--- DATA FOR PROCESSING ---
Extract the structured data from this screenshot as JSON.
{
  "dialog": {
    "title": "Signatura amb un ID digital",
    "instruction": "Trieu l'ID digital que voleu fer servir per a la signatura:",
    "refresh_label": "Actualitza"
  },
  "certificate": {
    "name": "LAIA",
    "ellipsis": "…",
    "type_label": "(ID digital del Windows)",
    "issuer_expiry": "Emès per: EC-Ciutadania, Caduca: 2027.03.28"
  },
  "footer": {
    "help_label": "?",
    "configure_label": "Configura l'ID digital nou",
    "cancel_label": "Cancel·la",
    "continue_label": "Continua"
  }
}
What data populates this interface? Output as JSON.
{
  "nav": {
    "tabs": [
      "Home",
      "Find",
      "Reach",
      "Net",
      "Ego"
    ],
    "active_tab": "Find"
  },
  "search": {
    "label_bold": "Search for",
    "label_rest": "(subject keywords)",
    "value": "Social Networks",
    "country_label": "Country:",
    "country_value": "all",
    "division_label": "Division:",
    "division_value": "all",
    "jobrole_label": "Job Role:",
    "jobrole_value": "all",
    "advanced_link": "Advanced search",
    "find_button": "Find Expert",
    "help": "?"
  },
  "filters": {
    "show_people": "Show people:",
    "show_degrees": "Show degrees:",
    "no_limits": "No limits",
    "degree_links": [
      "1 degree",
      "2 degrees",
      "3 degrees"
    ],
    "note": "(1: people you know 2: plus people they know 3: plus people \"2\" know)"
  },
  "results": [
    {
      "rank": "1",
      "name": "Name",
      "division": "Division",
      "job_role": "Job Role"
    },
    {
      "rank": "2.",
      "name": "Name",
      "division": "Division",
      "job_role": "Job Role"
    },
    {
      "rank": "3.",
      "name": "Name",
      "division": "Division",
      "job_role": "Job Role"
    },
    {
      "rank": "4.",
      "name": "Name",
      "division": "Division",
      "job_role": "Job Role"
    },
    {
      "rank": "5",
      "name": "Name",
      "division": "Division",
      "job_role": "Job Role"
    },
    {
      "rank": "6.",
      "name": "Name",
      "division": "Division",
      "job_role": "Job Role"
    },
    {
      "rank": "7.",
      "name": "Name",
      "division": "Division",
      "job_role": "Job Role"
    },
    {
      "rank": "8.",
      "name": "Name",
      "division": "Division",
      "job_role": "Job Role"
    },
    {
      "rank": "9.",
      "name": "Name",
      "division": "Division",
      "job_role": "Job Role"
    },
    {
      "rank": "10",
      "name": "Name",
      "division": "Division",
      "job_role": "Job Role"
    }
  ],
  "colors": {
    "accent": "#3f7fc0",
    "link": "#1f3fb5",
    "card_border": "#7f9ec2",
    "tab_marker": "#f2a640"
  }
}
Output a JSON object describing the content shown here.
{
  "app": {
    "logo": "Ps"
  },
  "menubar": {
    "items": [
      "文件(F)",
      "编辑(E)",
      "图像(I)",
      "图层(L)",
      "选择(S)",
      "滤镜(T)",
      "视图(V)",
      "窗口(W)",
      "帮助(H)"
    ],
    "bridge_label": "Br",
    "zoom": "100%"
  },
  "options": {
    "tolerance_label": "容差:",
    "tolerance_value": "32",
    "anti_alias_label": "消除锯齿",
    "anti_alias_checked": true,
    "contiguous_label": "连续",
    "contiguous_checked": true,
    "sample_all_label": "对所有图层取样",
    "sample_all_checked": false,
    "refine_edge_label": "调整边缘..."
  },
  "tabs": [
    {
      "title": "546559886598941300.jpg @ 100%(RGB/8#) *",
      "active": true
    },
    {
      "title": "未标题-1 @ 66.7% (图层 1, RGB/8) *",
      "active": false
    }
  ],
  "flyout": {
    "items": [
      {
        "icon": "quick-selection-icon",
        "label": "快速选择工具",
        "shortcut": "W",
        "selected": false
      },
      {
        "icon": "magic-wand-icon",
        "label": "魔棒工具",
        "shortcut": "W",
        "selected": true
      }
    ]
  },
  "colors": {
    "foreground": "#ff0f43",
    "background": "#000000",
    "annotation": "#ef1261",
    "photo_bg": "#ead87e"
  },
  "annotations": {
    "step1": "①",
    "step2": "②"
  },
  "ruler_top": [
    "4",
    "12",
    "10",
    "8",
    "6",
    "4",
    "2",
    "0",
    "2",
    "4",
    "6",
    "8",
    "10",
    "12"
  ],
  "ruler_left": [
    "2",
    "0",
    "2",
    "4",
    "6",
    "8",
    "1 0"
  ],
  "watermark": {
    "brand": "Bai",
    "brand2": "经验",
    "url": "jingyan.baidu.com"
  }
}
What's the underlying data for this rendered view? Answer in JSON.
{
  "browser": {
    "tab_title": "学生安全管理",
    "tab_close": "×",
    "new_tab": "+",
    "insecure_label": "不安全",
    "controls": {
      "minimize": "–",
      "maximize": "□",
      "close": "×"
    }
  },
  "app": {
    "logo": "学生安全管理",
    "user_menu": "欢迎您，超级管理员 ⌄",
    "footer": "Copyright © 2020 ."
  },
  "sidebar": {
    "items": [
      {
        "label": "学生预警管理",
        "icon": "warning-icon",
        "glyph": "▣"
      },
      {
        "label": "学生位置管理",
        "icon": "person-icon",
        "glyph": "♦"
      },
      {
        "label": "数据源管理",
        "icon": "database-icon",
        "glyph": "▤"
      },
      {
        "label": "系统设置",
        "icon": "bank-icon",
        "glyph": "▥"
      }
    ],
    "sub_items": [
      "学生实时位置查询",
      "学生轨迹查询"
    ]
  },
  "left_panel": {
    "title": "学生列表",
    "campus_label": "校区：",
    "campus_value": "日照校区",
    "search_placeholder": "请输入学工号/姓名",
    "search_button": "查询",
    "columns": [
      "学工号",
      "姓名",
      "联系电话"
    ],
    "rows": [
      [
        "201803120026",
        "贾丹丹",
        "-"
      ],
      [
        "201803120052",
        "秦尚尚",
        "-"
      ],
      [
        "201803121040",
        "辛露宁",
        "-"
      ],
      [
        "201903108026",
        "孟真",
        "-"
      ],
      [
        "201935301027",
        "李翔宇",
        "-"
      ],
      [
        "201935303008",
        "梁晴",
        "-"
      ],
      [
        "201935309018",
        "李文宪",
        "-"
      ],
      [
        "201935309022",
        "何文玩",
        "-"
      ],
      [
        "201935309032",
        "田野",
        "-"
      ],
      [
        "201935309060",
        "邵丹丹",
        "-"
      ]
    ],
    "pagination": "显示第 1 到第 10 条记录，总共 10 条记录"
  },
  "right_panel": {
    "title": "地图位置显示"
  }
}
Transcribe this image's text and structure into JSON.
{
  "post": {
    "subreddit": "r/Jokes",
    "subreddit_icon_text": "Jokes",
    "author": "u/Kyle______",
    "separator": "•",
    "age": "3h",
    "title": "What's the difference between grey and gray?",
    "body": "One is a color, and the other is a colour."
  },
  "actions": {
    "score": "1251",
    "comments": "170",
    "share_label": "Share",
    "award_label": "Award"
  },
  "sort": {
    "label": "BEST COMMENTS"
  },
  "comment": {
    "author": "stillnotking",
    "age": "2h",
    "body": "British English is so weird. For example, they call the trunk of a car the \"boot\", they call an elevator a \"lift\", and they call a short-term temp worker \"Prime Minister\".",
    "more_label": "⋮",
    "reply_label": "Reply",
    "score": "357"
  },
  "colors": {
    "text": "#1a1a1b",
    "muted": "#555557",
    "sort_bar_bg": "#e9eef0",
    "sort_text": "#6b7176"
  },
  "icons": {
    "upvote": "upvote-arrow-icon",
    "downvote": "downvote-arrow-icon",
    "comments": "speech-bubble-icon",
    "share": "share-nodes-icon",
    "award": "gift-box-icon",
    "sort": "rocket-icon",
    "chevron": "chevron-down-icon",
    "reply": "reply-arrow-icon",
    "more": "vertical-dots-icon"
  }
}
---
* **REQUIRED WORK**
Give an exact repetition of all the material.

* **SOLUTION**
Extract the structured data from this screenshot as JSON.
{
  "dialog": {
    "title": "Signatura amb un ID digital",
    "instruction": "Trieu l'ID digital que voleu fer servir per a la signatura:",
    "refresh_label": "Actualitza"
  },
  "certificate": {
    "name": "LAIA",
    "ellipsis": "…",
    "type_label": "(ID digital del Windows)",
    "issuer_expiry": "Emès per: EC-Ciutadania, Caduca: 2027.03.28"
  },
  "footer": {
    "help_label": "?",
    "configure_label": "Configura l'ID digital nou",
    "cancel_label": "Cancel·la",
    "continue_label": "Continua"
  }
}
What data populates this interface? Output as JSON.
{
  "nav": {
    "tabs": [
      "Home",
      "Find",
      "Reach",
      "Net",
      "Ego"
    ],
    "active_tab": "Find"
  },
  "search": {
    "label_bold": "Search for",
    "label_rest": "(subject keywords)",
    "value": "Social Networks",
    "country_label": "Country:",
    "country_value": "all",
    "division_label": "Division:",
    "division_value": "all",
    "jobrole_label": "Job Role:",
    "jobrole_value": "all",
    "advanced_link": "Advanced search",
    "find_button": "Find Expert",
    "help": "?"
  },
  "filters": {
    "show_people": "Show people:",
    "show_degrees": "Show degrees:",
    "no_limits": "No limits",
    "degree_links": [
      "1 degree",
      "2 degrees",
      "3 degrees"
    ],
    "note": "(1: people you know 2: plus people they know 3: plus people \"2\" know)"
  },
  "results": [
    {
      "rank": "1",
      "name": "Name",
      "division": "Division",
      "job_role": "Job Role"
    },
    {
      "rank": "2.",
      "name": "Name",
      "division": "Division",
      "job_role": "Job Role"
    },
    {
      "rank": "3.",
      "name": "Name",
      "division": "Division",
      "job_role": "Job Role"
    },
    {
      "rank": "4.",
      "name": "Name",
      "division": "Division",
      "job_role": "Job Role"
    },
    {
      "rank": "5",
      "name": "Name",
      "division": "Division",
      "job_role": "Job Role"
    },
    {
      "rank": "6.",
      "name": "Name",
      "division": "Division",
      "job_role": "Job Role"
    },
    {
      "rank": "7.",
      "name": "Name",
      "division": "Division",
      "job_role": "Job Role"
    },
    {
      "rank": "8.",
      "name": "Name",
      "division": "Division",
      "job_role": "Job Role"
    },
    {
      "rank": "9.",
      "name": "Name",
      "division": "Division",
      "job_role": "Job Role"
    },
    {
      "rank": "10",
      "name": "Name",
      "division": "Division",
      "job_role": "Job Role"
    }
  ],
  "colors": {
    "accent": "#3f7fc0",
    "link": "#1f3fb5",
    "card_border": "#7f9ec2",
    "tab_marker": "#f2a640"
  }
}
Output a JSON object describing the content shown here.
{
  "app": {
    "logo": "Ps"
  },
  "menubar": {
    "items": [
      "文件(F)",
      "编辑(E)",
      "图像(I)",
      "图层(L)",
      "选择(S)",
      "滤镜(T)",
      "视图(V)",
      "窗口(W)",
      "帮助(H)"
    ],
    "bridge_label": "Br",
    "zoom": "100%"
  },
  "options": {
    "tolerance_label": "容差:",
    "tolerance_value": "32",
    "anti_alias_label": "消除锯齿",
    "anti_alias_checked": true,
    "contiguous_label": "连续",
    "contiguous_checked": true,
    "sample_all_label": "对所有图层取样",
    "sample_all_checked": false,
    "refine_edge_label": "调整边缘..."
  },
  "tabs": [
    {
      "title": "546559886598941300.jpg @ 100%(RGB/8#) *",
      "active": true
    },
    {
      "title": "未标题-1 @ 66.7% (图层 1, RGB/8) *",
      "active": false
    }
  ],
  "flyout": {
    "items": [
      {
        "icon": "quick-selection-icon",
        "label": "快速选择工具",
        "shortcut": "W",
        "selected": false
      },
      {
        "icon": "magic-wand-icon",
        "label": "魔棒工具",
        "shortcut": "W",
        "selected": true
      }
    ]
  },
  "colors": {
    "foreground": "#ff0f43",
    "background": "#000000",
    "annotation": "#ef1261",
    "photo_bg": "#ead87e"
  },
  "annotations": {
    "step1": "①",
    "step2": "②"
  },
  "ruler_top": [
    "4",
    "12",
    "10",
    "8",
    "6",
    "4",
    "2",
    "0",
    "2",
    "4",
    "6",
    "8",
    "10",
    "12"
  ],
  "ruler_left": [
    "2",
    "0",
    "2",
    "4",
    "6",
    "8",
    "1 0"
  ],
  "watermark": {
    "brand": "Bai",
    "brand2": "经验",
    "url": "jingyan.baidu.com"
  }
}
What's the underlying data for this rendered view? Answer in JSON.
{
  "browser": {
    "tab_title": "学生安全管理",
    "tab_close": "×",
    "new_tab": "+",
    "insecure_label": "不安全",
    "controls": {
      "minimize": "–",
      "maximize": "□",
      "close": "×"
    }
  },
  "app": {
    "logo": "学生安全管理",
    "user_menu": "欢迎您，超级管理员 ⌄",
    "footer": "Copyright © 2020 ."
  },
  "sidebar": {
    "items": [
      {
        "label": "学生预警管理",
        "icon": "warning-icon",
        "glyph": "▣"
      },
      {
        "label": "学生位置管理",
        "icon": "person-icon",
        "glyph": "♦"
      },
      {
        "label": "数据源管理",
        "icon": "database-icon",
        "glyph": "▤"
      },
      {
        "label": "系统设置",
        "icon": "bank-icon",
        "glyph": "▥"
      }
    ],
    "sub_items": [
      "学生实时位置查询",
      "学生轨迹查询"
    ]
  },
  "left_panel": {
    "title": "学生列表",
    "campus_label": "校区：",
    "campus_value": "日照校区",
    "search_placeholder": "请输入学工号/姓名",
    "search_button": "查询",
    "columns": [
      "学工号",
      "姓名",
      "联系电话"
    ],
    "rows": [
      [
        "201803120026",
        "贾丹丹",
        "-"
      ],
      [
        "201803120052",
        "秦尚尚",
        "-"
      ],
      [
        "201803121040",
        "辛露宁",
        "-"
      ],
      [
        "201903108026",
        "孟真",
        "-"
      ],
      [
        "201935301027",
        "李翔宇",
        "-"
      ],
      [
        "201935303008",
        "梁晴",
        "-"
      ],
      [
        "201935309018",
        "李文宪",
        "-"
      ],
      [
        "201935309022",
        "何文玩",
        "-"
      ],
      [
        "201935309032",
        "田野",
        "-"
      ],
      [
        "201935309060",
        "邵丹丹",
        "-"
      ]
    ],
    "pagination": "显示第 1 到第 10 条记录，总共 10 条记录"
  },
  "right_panel": {
    "title": "地图位置显示"
  }
}
Transcribe this image's text and structure into JSON.
{
  "post": {
    "subreddit": "r/Jokes",
    "subreddit_icon_text": "Jokes",
    "author": "u/Kyle______",
    "separator": "•",
    "age": "3h",
    "title": "What's the difference between grey and gray?",
    "body": "One is a color, and the other is a colour."
  },
  "actions": {
    "score": "1251",
    "comments": "170",
    "share_label": "Share",
    "award_label": "Award"
  },
  "sort": {
    "label": "BEST COMMENTS"
  },
  "comment": {
    "author": "stillnotking",
    "age": "2h",
    "body": "British English is so weird. For example, they call the trunk of a car the \"boot\", they call an elevator a \"lift\", and they call a short-term temp worker \"Prime Minister\".",
    "more_label": "⋮",
    "reply_label": "Reply",
    "score": "357"
  },
  "colors": {
    "text": "#1a1a1b",
    "muted": "#555557",
    "sort_bar_bg": "#e9eef0",
    "sort_text": "#6b7176"
  },
  "icons": {
    "upvote": "upvote-arrow-icon",
    "downvote": "downvote-arrow-icon",
    "comments": "speech-bubble-icon",
    "share": "share-nodes-icon",
    "award": "gift-box-icon",
    "sort": "rocket-icon",
    "chevron": "chevron-down-icon",
    "reply": "reply-arrow-icon",
    "more": "vertical-dots-icon"
  }
}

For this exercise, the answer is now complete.